↓↓↓

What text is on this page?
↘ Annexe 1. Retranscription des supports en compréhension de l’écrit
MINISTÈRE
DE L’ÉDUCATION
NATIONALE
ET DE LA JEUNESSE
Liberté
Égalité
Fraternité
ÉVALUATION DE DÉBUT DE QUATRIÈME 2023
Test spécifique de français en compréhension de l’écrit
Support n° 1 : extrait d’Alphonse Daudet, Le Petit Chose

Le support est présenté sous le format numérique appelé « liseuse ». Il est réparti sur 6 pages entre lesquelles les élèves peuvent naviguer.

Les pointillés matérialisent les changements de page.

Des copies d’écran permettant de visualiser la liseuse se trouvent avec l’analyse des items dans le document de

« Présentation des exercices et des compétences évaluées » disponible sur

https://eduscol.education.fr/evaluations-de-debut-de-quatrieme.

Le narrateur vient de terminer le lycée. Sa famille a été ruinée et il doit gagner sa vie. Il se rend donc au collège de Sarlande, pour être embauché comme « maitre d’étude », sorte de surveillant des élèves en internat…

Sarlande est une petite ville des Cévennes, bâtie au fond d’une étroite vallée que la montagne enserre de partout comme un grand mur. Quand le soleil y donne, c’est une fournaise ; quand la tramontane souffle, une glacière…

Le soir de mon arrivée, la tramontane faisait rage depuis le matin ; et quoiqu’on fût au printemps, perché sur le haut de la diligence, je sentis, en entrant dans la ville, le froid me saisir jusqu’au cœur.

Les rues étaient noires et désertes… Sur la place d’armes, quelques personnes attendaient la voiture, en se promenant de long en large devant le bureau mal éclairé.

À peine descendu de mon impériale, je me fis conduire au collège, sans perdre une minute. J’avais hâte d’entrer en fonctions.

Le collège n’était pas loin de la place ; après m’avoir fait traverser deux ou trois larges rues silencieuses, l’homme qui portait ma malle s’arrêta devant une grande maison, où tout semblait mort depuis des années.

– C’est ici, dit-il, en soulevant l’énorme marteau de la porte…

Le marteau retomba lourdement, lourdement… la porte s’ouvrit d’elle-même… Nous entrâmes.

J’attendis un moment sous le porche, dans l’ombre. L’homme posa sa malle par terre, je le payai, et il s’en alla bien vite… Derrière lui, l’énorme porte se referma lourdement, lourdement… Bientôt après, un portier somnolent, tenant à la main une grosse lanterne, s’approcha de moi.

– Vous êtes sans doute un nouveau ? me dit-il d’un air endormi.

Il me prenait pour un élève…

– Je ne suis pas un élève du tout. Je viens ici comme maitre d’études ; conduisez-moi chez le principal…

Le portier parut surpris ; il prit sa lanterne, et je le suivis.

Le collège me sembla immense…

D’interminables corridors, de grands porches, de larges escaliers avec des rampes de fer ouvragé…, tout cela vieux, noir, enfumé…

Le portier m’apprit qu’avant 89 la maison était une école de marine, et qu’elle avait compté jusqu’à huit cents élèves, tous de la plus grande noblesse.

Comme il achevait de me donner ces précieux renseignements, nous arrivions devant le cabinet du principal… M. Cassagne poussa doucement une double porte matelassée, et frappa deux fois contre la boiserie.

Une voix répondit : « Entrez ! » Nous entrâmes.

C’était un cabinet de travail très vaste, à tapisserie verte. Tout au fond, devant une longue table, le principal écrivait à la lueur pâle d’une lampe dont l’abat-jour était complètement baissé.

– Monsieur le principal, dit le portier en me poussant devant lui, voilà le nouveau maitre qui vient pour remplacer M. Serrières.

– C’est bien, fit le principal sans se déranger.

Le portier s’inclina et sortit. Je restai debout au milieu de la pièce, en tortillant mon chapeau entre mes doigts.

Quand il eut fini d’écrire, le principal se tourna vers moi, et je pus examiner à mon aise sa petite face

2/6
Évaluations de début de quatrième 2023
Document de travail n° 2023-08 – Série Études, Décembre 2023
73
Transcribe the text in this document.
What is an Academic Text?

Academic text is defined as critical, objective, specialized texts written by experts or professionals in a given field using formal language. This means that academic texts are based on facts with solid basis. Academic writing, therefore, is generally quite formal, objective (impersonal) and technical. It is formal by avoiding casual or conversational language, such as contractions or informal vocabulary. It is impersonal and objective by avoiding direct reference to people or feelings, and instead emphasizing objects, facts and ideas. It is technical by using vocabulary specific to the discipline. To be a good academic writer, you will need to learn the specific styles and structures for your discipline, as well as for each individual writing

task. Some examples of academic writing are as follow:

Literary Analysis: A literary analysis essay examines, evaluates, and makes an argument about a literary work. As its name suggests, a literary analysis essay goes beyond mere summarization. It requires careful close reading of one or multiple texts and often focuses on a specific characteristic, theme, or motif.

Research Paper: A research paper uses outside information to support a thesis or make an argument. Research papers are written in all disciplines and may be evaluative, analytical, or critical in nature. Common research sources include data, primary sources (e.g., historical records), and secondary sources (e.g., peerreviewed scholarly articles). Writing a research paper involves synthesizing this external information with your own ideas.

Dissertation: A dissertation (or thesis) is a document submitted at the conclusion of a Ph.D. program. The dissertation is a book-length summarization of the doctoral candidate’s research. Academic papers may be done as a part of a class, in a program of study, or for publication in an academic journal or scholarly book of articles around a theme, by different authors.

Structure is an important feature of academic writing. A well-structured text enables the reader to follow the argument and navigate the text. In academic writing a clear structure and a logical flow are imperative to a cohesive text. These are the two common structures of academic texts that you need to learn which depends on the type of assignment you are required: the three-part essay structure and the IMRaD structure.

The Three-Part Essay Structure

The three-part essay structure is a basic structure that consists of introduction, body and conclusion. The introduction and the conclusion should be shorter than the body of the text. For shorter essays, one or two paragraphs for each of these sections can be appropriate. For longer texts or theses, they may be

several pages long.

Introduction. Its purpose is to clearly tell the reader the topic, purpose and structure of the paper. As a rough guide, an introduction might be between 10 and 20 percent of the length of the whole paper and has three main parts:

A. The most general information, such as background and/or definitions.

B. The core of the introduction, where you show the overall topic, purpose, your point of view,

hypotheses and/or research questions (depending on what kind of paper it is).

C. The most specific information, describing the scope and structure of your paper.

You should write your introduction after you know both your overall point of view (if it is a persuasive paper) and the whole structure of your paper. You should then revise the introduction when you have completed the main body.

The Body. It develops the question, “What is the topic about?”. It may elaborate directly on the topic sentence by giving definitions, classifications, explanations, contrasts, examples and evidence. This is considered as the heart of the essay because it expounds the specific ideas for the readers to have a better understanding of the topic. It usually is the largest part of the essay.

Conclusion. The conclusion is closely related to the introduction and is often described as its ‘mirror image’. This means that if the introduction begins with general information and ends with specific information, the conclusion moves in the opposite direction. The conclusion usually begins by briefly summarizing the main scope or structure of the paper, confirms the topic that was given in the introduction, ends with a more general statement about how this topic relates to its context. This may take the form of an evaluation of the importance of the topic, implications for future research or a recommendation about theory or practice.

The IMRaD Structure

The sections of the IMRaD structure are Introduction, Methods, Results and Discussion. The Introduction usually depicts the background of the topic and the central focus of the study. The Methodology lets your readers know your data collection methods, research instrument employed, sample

↑↑↑

Task prompt: Restate all of the entries above precisely.

Solution to this exercise:
What text is on this page?
↘ Annexe 1. Retranscription des supports en compréhension de l’écrit
MINISTÈRE
DE L’ÉDUCATION
NATIONALE
ET DE LA JEUNESSE
Liberté
Égalité
Fraternité
ÉVALUATION DE DÉBUT DE QUATRIÈME 2023
Test spécifique de français en compréhension de l’écrit
Support n° 1 : extrait d’Alphonse Daudet, Le Petit Chose

Le support est présenté sous le format numérique appelé « liseuse ». Il est réparti sur 6 pages entre lesquelles les élèves peuvent naviguer.

Les pointillés matérialisent les changements de page.

Des copies d’écran permettant de visualiser la liseuse se trouvent avec l’analyse des items dans le document de

« Présentation des exercices et des compétences évaluées » disponible sur

https://eduscol.education.fr/evaluations-de-debut-de-quatrieme.

Le narrateur vient de terminer le lycée. Sa famille a été ruinée et il doit gagner sa vie. Il se rend donc au collège de Sarlande, pour être embauché comme « maitre d’étude », sorte de surveillant des élèves en internat…

Sarlande est une petite ville des Cévennes, bâtie au fond d’une étroite vallée que la montagne enserre de partout comme un grand mur. Quand le soleil y donne, c’est une fournaise ; quand la tramontane souffle, une glacière…

Le soir de mon arrivée, la tramontane faisait rage depuis le matin ; et quoiqu’on fût au printemps, perché sur le haut de la diligence, je sentis, en entrant dans la ville, le froid me saisir jusqu’au cœur.

Les rues étaient noires et désertes… Sur la place d’armes, quelques personnes attendaient la voiture, en se promenant de long en large devant le bureau mal éclairé.

À peine descendu de mon impériale, je me fis conduire au collège, sans perdre une minute. J’avais hâte d’entrer en fonctions.

Le collège n’était pas loin de la place ; après m’avoir fait traverser deux ou trois larges rues silencieuses, l’homme qui portait ma malle s’arrêta devant une grande maison, où tout semblait mort depuis des années.

– C’est ici, dit-il, en soulevant l’énorme marteau de la porte…

Le marteau retomba lourdement, lourdement… la porte s’ouvrit d’elle-même… Nous entrâmes.

J’attendis un moment sous le porche, dans l’ombre. L’homme posa sa malle par terre, je le payai, et il s’en alla bien vite… Derrière lui, l’énorme porte se referma lourdement, lourdement… Bientôt après, un portier somnolent, tenant à la main une grosse lanterne, s’approcha de moi.

– Vous êtes sans doute un nouveau ? me dit-il d’un air endormi.

Il me prenait pour un élève…

– Je ne suis pas un élève du tout. Je viens ici comme maitre d’études ; conduisez-moi chez le principal…

Le portier parut surpris ; il prit sa lanterne, et je le suivis.

Le collège me sembla immense…

D’interminables corridors, de grands porches, de larges escaliers avec des rampes de fer ouvragé…, tout cela vieux, noir, enfumé…

Le portier m’apprit qu’avant 89 la maison était une école de marine, et qu’elle avait compté jusqu’à huit cents élèves, tous de la plus grande noblesse.

Comme il achevait de me donner ces précieux renseignements, nous arrivions devant le cabinet du principal… M. Cassagne poussa doucement une double porte matelassée, et frappa deux fois contre la boiserie.

Une voix répondit : « Entrez ! » Nous entrâmes.

C’était un cabinet de travail très vaste, à tapisserie verte. Tout au fond, devant une longue table, le principal écrivait à la lueur pâle d’une lampe dont l’abat-jour était complètement baissé.

– Monsieur le principal, dit le portier en me poussant devant lui, voilà le nouveau maitre qui vient pour remplacer M. Serrières.

– C’est bien, fit le principal sans se déranger.

Le portier s’inclina et sortit. Je restai debout au milieu de la pièce, en tortillant mon chapeau entre mes doigts.

Quand il eut fini d’écrire, le principal se tourna vers moi, et je pus examiner à mon aise sa petite face

2/6
Évaluations de début de quatrième 2023
Document de travail n° 2023-08 – Série Études, Décembre 2023
73
Transcribe the text in this document.
What is an Academic Text?

Academic text is defined as critical, objective, specialized texts written by experts or professionals in a given field using formal language. This means that academic texts are based on facts with solid basis. Academic writing, therefore, is generally quite formal, objective (impersonal) and technical. It is formal by avoiding casual or conversational language, such as contractions or informal vocabulary. It is impersonal and objective by avoiding direct reference to people or feelings, and instead emphasizing objects, facts and ideas. It is technical by using vocabulary specific to the discipline. To be a good academic writer, you will need to learn the specific styles and structures for your discipline, as well as for each individual writing

task. Some examples of academic writing are as follow:

Literary Analysis: A literary analysis essay examines, evaluates, and makes an argument about a literary work. As its name suggests, a literary analysis essay goes beyond mere summarization. It requires careful close reading of one or multiple texts and often focuses on a specific characteristic, theme, or motif.

Research Paper: A research paper uses outside information to support a thesis or make an argument. Research papers are written in all disciplines and may be evaluative, analytical, or critical in nature. Common research sources include data, primary sources (e.g., historical records), and secondary sources (e.g., peerreviewed scholarly articles). Writing a research paper involves synthesizing this external information with your own ideas.

Dissertation: A dissertation (or thesis) is a document submitted at the conclusion of a Ph.D. program. The dissertation is a book-length summarization of the doctoral candidate’s research. Academic papers may be done as a part of a class, in a program of study, or for publication in an academic journal or scholarly book of articles around a theme, by different authors.

Structure is an important feature of academic writing. A well-structured text enables the reader to follow the argument and navigate the text. In academic writing a clear structure and a logical flow are imperative to a cohesive text. These are the two common structures of academic texts that you need to learn which depends on the type of assignment you are required: the three-part essay structure and the IMRaD structure.

The Three-Part Essay Structure

The three-part essay structure is a basic structure that consists of introduction, body and conclusion. The introduction and the conclusion should be shorter than the body of the text. For shorter essays, one or two paragraphs for each of these sections can be appropriate. For longer texts or theses, they may be

several pages long.

Introduction. Its purpose is to clearly tell the reader the topic, purpose and structure of the paper. As a rough guide, an introduction might be between 10 and 20 percent of the length of the whole paper and has three main parts:

A. The most general information, such as background and/or definitions.

B. The core of the introduction, where you show the overall topic, purpose, your point of view,

hypotheses and/or research questions (depending on what kind of paper it is).

C. The most specific information, describing the scope and structure of your paper.

You should write your introduction after you know both your overall point of view (if it is a persuasive paper) and the whole structure of your paper. You should then revise the introduction when you have completed the main body.

The Body. It develops the question, “What is the topic about?”. It may elaborate directly on the topic sentence by giving definitions, classifications, explanations, contrasts, examples and evidence. This is considered as the heart of the essay because it expounds the specific ideas for the readers to have a better understanding of the topic. It usually is the largest part of the essay.

Conclusion. The conclusion is closely related to the introduction and is often described as its ‘mirror image’. This means that if the introduction begins with general information and ends with specific information, the conclusion moves in the opposite direction. The conclusion usually begins by briefly summarizing the main scope or structure of the paper, confirms the topic that was given in the introduction, ends with a more general statement about how this topic relates to its context. This may take the form of an evaluation of the importance of the topic, implications for future research or a recommendation about theory or practice.

The IMRaD Structure

The sections of the IMRaD structure are Introduction, Methods, Results and Discussion. The Introduction usually depicts the background of the topic and the central focus of the study. The Methodology lets your readers know your data collection methods, research instrument employed, sample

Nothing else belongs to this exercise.